Item position entries:
□ □ □ □ □ □ □
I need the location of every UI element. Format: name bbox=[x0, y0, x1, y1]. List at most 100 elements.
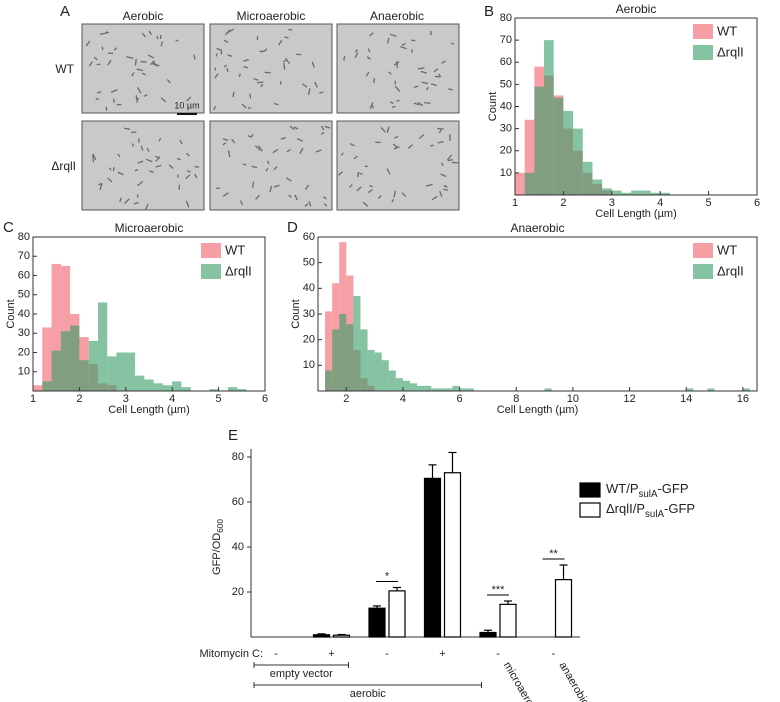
bar bbox=[312, 634, 331, 638]
cell bbox=[380, 126, 386, 133]
cell bbox=[141, 72, 146, 76]
cell bbox=[320, 125, 325, 131]
histogram-bar bbox=[553, 97, 564, 195]
histogram-bar bbox=[582, 161, 593, 195]
x-axis-label: Cell Length (µm) bbox=[497, 404, 579, 416]
histogram-bar bbox=[42, 327, 52, 391]
significance-label: *** bbox=[492, 584, 506, 596]
cell bbox=[443, 184, 448, 188]
label-part: -GFP bbox=[664, 501, 695, 516]
y-axis-label: GFP/OD600 bbox=[211, 519, 225, 575]
y-tick-label: 30 bbox=[18, 327, 30, 339]
cell bbox=[96, 63, 101, 66]
histogram-bar bbox=[107, 356, 117, 391]
cell bbox=[377, 195, 382, 199]
cell bbox=[366, 56, 371, 60]
y-tick-label: 10 bbox=[303, 359, 315, 371]
cell bbox=[137, 160, 144, 164]
cell bbox=[222, 142, 227, 146]
cell bbox=[389, 101, 394, 105]
cell bbox=[394, 85, 401, 92]
y-tick-label: 20 bbox=[18, 346, 30, 358]
cell bbox=[194, 165, 200, 168]
cell bbox=[144, 203, 149, 211]
histogram-bar bbox=[410, 383, 418, 391]
y-tick-label: 80 bbox=[18, 231, 30, 243]
histogram-bar bbox=[524, 172, 535, 195]
cell bbox=[232, 91, 235, 98]
y-tick-label: 70 bbox=[18, 250, 30, 262]
y-tick-label: 70 bbox=[500, 34, 512, 46]
cell bbox=[214, 73, 219, 79]
group-label: aerobic bbox=[350, 688, 387, 700]
bar bbox=[479, 631, 497, 638]
row-label: ΔrqlI bbox=[51, 159, 76, 173]
cell bbox=[425, 86, 430, 91]
histogram-bar bbox=[573, 128, 583, 195]
cell bbox=[386, 126, 390, 134]
cell bbox=[448, 88, 453, 91]
cell bbox=[227, 54, 233, 58]
cell bbox=[140, 145, 144, 151]
cell bbox=[392, 143, 398, 148]
y-tick-label: 80 bbox=[500, 12, 512, 24]
label-part: sulA bbox=[645, 509, 664, 520]
cell bbox=[141, 32, 146, 38]
cell bbox=[357, 171, 360, 178]
cell bbox=[299, 147, 304, 155]
x-tick-label: 12 bbox=[623, 393, 635, 405]
cell bbox=[269, 185, 273, 192]
x-tick-label: 16 bbox=[737, 393, 749, 405]
cell bbox=[418, 134, 425, 140]
cell bbox=[185, 200, 190, 208]
cell bbox=[99, 183, 103, 190]
cell bbox=[354, 52, 359, 59]
label-part: GFP/OD bbox=[211, 533, 223, 575]
histogram-bar bbox=[374, 352, 382, 391]
histogram-bar bbox=[209, 389, 219, 391]
cell bbox=[155, 155, 159, 158]
cell bbox=[96, 91, 102, 94]
histogram-bar bbox=[621, 192, 632, 195]
cell bbox=[396, 61, 399, 69]
cell bbox=[413, 85, 419, 88]
cell bbox=[437, 140, 444, 144]
cell bbox=[425, 183, 433, 187]
cell bbox=[243, 65, 249, 69]
cell bbox=[441, 162, 444, 167]
histogram-bar bbox=[544, 388, 552, 391]
cell bbox=[152, 63, 160, 67]
cell bbox=[92, 155, 95, 163]
cell bbox=[223, 64, 228, 68]
cell bbox=[354, 49, 358, 53]
cell bbox=[133, 201, 139, 205]
histogram-bar bbox=[686, 388, 694, 391]
label-part: sulA bbox=[639, 489, 658, 500]
label-part: -GFP bbox=[657, 481, 688, 496]
panel-label: A bbox=[60, 3, 70, 20]
cell bbox=[160, 41, 163, 47]
histogram-bar bbox=[60, 265, 71, 391]
cell bbox=[284, 36, 289, 39]
x-tick-label: 3 bbox=[123, 393, 129, 405]
cell bbox=[443, 188, 449, 191]
x-tick-label: - bbox=[274, 648, 278, 660]
cell bbox=[131, 72, 135, 77]
cell bbox=[226, 68, 229, 73]
histogram-bar bbox=[116, 352, 126, 391]
cell bbox=[135, 95, 138, 101]
panel-label: D bbox=[287, 219, 298, 236]
legend-label: WT bbox=[717, 242, 737, 257]
x-tick-label: 4 bbox=[169, 393, 175, 405]
cell bbox=[213, 106, 217, 111]
cell bbox=[254, 145, 259, 149]
cell bbox=[146, 147, 150, 152]
bar bbox=[368, 607, 386, 638]
histogram-bar bbox=[707, 388, 715, 391]
legend-swatch bbox=[201, 243, 221, 258]
histogram-bar bbox=[431, 388, 439, 391]
micrograph bbox=[336, 120, 460, 211]
x-tick-label: 6 bbox=[262, 393, 268, 405]
histogram-bar bbox=[88, 340, 98, 391]
cell bbox=[438, 129, 442, 134]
□ □ □ □ □ □ □
Replace "histogram-bar" with "hist-bar" in the lines beginning with the one that contains "bar bbox=[312, 634, 331, 638]" and running through the one that contains "significance-label: *** bbox=[492, 584, 506, 596]", and give only those lines with nothing else altered.

FINISHED ANSWER
bar bbox=[312, 634, 331, 638]
cell bbox=[380, 126, 386, 133]
cell bbox=[141, 72, 146, 76]
cell bbox=[320, 125, 325, 131]
hist-bar bbox=[553, 97, 564, 195]
hist-bar bbox=[582, 161, 593, 195]
x-axis-label: Cell Length (µm) bbox=[497, 404, 579, 416]
hist-bar bbox=[42, 327, 52, 391]
significance-label: *** bbox=[492, 584, 506, 596]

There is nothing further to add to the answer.